Exercise details:
Using the entries that follow, state how many lines contain the word "公司研发投入行业领先". The response is that number and nothing more.
## begin Supplied data
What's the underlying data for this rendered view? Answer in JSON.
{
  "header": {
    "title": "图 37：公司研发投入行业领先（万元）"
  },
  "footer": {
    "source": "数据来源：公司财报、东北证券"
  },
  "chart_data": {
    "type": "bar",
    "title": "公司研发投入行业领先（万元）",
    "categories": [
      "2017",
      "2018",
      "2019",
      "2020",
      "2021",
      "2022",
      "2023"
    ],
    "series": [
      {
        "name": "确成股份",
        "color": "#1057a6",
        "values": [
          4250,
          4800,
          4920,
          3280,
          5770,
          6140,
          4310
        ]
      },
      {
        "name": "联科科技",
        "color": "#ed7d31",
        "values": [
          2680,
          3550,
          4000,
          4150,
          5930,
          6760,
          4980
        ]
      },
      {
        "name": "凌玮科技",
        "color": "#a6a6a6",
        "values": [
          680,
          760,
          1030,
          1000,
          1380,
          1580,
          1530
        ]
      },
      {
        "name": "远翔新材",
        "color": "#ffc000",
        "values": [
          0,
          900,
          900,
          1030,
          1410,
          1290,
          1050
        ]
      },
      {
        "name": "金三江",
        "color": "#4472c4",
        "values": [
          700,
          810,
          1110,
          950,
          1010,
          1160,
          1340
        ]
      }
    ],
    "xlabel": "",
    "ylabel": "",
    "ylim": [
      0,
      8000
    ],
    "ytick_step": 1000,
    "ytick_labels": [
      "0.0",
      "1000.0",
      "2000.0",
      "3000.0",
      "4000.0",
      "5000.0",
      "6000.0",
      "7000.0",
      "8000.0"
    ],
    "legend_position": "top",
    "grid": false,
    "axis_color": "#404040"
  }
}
## end Supplied data
Answer in full:
2